Written task
Search the material for the word "text" and report each line where it turns up.

Extracted information
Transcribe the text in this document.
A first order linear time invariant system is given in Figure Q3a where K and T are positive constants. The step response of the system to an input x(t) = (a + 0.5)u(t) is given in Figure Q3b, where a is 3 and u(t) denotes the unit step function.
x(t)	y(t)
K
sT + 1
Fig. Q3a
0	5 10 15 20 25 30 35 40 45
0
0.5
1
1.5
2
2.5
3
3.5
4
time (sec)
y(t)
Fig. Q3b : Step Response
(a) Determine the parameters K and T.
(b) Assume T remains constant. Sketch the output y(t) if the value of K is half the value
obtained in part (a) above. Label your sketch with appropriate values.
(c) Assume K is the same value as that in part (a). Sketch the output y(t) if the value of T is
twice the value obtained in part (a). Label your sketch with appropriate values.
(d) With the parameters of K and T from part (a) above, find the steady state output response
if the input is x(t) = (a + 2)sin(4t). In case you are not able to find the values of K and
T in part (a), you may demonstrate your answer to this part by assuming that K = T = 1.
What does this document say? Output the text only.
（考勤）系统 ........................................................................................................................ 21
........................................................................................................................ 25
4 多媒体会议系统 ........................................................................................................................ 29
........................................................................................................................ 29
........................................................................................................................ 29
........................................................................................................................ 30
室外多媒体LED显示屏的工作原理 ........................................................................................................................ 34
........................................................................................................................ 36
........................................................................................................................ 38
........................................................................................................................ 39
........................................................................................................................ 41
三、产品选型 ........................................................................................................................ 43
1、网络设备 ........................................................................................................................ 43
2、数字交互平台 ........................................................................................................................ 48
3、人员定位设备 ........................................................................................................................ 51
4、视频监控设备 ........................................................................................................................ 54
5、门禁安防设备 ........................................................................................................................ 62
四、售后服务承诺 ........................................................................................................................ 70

Solution to this task
Transcribe the text in this document.
What does this document say? Output the text only.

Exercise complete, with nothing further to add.